#### [DIRECTIONS]
Pick out each line of the records in which the word "Answer" appears.

*** PROVIDED RECORDS

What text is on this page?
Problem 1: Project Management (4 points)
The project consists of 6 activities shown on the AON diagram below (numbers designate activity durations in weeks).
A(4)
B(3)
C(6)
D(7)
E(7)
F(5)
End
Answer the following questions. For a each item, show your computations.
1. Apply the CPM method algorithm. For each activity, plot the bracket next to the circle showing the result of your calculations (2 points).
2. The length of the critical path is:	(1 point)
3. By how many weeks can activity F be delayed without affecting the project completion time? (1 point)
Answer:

******
*** PROVIDED RECORDS

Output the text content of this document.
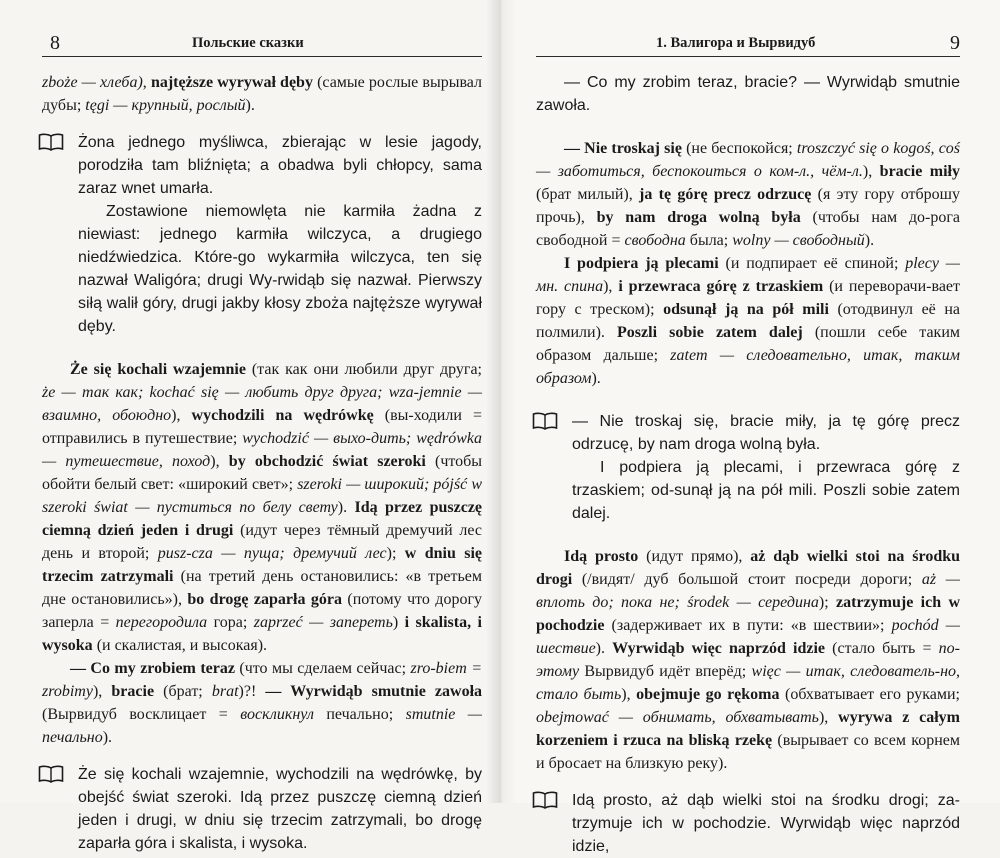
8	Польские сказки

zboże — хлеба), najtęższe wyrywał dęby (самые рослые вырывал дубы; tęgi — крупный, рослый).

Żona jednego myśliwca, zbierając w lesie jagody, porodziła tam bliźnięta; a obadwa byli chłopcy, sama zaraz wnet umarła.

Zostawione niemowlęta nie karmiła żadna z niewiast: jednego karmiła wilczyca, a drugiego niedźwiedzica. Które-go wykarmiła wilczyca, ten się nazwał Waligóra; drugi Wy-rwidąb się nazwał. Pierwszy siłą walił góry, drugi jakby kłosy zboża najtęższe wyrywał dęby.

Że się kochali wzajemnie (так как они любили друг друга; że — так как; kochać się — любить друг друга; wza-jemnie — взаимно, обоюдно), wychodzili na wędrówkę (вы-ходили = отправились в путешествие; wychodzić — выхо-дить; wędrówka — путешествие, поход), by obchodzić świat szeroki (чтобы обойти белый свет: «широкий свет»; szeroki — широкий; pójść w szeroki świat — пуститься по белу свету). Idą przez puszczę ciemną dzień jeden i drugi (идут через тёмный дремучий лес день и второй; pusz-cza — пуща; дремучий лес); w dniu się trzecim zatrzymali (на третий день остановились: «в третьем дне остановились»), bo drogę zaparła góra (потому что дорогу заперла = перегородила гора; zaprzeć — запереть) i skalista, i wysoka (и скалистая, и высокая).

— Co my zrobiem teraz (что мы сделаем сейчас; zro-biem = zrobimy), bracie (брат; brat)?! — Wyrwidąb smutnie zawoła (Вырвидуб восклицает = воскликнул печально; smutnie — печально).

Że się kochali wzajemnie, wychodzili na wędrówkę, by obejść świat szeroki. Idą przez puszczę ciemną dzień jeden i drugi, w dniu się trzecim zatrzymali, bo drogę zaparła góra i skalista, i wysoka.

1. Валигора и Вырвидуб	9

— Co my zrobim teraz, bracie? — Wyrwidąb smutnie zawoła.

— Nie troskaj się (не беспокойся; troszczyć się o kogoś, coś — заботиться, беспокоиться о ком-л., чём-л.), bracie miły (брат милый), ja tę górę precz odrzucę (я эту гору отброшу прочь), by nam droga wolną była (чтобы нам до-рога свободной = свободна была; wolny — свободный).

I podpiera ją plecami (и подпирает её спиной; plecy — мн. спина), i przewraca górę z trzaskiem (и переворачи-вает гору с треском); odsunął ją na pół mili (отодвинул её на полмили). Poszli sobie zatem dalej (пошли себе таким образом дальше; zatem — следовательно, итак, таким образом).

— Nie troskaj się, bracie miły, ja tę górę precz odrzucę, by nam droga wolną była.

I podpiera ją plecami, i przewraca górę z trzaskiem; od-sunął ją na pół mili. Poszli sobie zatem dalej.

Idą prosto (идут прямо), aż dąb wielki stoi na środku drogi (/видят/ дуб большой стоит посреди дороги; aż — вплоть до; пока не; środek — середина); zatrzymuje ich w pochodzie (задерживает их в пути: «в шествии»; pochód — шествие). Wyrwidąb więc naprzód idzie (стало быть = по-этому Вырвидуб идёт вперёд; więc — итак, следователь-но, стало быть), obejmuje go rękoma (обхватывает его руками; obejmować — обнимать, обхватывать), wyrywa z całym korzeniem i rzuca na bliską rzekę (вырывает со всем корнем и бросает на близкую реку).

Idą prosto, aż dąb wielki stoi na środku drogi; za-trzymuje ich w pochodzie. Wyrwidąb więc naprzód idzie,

******

#### [PROBLEM SOLUTION]
Answer the following questions. For a each item, show your computations.
Answer:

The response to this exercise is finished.